**TASK PROMPT**
Note each line of the listing that contains the string "Phase", and copy it.

**MATERIAL TO PROCESS**

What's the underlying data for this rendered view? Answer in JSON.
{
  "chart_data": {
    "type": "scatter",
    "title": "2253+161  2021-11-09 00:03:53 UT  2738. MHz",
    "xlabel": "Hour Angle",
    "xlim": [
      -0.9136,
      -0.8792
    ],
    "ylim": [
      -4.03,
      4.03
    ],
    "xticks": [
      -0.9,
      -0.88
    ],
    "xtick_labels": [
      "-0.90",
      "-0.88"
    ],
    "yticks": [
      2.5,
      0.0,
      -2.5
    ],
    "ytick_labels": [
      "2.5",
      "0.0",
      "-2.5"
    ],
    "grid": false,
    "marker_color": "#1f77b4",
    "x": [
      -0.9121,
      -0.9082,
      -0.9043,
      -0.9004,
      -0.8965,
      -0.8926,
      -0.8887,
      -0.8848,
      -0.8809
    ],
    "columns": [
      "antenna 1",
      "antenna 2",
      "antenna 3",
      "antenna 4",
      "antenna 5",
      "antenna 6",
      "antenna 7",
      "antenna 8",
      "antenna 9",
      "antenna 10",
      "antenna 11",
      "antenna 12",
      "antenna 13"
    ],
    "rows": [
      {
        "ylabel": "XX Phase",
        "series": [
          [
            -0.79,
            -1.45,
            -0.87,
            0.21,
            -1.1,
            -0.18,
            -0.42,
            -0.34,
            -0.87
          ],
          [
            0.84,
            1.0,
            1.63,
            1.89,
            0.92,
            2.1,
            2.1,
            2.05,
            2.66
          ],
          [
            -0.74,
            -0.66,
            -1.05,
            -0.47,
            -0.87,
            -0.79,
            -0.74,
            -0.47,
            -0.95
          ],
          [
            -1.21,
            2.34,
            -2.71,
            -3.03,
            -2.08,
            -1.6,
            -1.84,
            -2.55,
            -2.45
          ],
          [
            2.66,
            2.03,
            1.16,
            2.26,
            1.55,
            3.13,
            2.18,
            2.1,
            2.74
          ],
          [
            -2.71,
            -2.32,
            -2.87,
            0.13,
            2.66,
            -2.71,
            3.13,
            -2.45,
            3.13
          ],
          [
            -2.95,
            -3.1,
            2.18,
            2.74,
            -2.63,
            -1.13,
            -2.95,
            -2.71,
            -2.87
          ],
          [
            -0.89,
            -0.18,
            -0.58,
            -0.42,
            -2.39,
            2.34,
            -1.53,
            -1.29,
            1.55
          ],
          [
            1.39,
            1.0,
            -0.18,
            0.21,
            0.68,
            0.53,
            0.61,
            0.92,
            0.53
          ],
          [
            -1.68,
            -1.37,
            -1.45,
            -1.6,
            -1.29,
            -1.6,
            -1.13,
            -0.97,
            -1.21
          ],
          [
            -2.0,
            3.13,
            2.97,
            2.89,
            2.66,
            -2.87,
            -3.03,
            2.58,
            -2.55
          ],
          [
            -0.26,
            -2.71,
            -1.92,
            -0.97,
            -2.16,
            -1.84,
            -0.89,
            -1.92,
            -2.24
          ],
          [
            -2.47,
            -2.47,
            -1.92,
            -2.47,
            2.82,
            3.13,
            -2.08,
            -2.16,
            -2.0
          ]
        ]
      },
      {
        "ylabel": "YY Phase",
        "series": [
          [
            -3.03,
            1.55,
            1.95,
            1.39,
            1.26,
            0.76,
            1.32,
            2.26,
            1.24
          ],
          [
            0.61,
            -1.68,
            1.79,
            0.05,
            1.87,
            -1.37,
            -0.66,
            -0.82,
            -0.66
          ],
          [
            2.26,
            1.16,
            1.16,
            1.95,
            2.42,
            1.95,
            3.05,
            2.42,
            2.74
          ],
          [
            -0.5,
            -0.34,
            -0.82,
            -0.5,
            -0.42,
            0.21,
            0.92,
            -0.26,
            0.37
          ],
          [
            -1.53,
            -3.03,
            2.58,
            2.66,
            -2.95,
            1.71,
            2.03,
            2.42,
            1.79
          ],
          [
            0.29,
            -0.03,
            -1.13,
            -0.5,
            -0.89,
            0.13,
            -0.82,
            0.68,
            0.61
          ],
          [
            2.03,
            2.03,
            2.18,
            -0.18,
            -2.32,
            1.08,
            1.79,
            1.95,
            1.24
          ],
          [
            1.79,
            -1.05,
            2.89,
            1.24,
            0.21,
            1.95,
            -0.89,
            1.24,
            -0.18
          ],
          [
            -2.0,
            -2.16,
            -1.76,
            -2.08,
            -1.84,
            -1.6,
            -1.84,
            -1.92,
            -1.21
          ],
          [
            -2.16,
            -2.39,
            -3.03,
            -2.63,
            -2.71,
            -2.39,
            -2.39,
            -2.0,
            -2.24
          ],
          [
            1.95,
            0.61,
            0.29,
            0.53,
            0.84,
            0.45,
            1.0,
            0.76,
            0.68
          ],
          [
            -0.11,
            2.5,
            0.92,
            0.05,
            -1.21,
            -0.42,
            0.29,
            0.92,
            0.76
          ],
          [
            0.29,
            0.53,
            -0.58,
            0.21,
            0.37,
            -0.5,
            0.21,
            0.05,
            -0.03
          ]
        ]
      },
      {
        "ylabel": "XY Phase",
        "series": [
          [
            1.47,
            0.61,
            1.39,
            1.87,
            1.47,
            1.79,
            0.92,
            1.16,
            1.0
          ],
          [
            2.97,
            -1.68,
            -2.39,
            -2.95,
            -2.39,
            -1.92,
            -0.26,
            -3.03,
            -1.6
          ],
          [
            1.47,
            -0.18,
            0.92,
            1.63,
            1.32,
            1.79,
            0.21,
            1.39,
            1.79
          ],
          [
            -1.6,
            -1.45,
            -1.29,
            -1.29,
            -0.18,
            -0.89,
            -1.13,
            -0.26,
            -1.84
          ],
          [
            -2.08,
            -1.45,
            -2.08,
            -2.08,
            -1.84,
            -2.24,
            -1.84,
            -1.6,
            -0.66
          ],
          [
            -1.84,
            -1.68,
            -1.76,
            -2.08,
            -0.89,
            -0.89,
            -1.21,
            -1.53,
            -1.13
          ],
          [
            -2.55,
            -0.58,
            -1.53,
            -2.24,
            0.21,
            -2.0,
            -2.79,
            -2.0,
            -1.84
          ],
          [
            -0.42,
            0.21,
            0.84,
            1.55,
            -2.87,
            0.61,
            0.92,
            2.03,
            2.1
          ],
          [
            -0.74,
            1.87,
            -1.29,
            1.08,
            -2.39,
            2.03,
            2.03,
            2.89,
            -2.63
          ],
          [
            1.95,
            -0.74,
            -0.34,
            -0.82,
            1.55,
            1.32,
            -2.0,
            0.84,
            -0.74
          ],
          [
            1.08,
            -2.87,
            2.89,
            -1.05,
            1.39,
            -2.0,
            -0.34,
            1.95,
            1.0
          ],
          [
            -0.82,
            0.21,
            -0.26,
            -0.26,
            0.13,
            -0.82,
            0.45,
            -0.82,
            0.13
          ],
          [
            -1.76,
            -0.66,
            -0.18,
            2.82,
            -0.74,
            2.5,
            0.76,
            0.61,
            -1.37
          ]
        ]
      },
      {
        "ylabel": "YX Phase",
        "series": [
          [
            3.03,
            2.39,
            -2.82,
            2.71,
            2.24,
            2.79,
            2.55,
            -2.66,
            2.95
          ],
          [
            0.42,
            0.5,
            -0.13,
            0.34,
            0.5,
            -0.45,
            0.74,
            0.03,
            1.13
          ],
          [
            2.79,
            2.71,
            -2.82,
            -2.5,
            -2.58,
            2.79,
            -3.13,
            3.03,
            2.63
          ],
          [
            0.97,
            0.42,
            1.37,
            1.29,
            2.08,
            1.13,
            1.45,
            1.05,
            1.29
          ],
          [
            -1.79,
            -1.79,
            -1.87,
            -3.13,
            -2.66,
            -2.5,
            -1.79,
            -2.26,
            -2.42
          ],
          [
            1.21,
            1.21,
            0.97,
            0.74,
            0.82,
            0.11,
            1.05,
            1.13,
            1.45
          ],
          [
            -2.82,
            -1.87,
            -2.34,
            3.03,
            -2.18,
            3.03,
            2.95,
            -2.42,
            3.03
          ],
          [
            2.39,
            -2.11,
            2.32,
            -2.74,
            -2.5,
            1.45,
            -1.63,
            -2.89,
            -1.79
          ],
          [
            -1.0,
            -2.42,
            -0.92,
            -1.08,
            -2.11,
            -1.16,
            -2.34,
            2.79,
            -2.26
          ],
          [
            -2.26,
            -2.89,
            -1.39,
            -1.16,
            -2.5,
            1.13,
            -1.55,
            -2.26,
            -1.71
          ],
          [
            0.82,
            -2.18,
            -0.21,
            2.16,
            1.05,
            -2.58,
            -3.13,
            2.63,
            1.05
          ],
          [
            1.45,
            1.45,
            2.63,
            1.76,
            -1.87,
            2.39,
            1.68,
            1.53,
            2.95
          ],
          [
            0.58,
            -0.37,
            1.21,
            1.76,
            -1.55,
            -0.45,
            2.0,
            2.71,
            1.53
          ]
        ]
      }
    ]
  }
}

**SOLUTION BELOW**
        "ylabel": "XX Phase",
        "ylabel": "YY Phase",
        "ylabel": "XY Phase",
        "ylabel": "YX Phase",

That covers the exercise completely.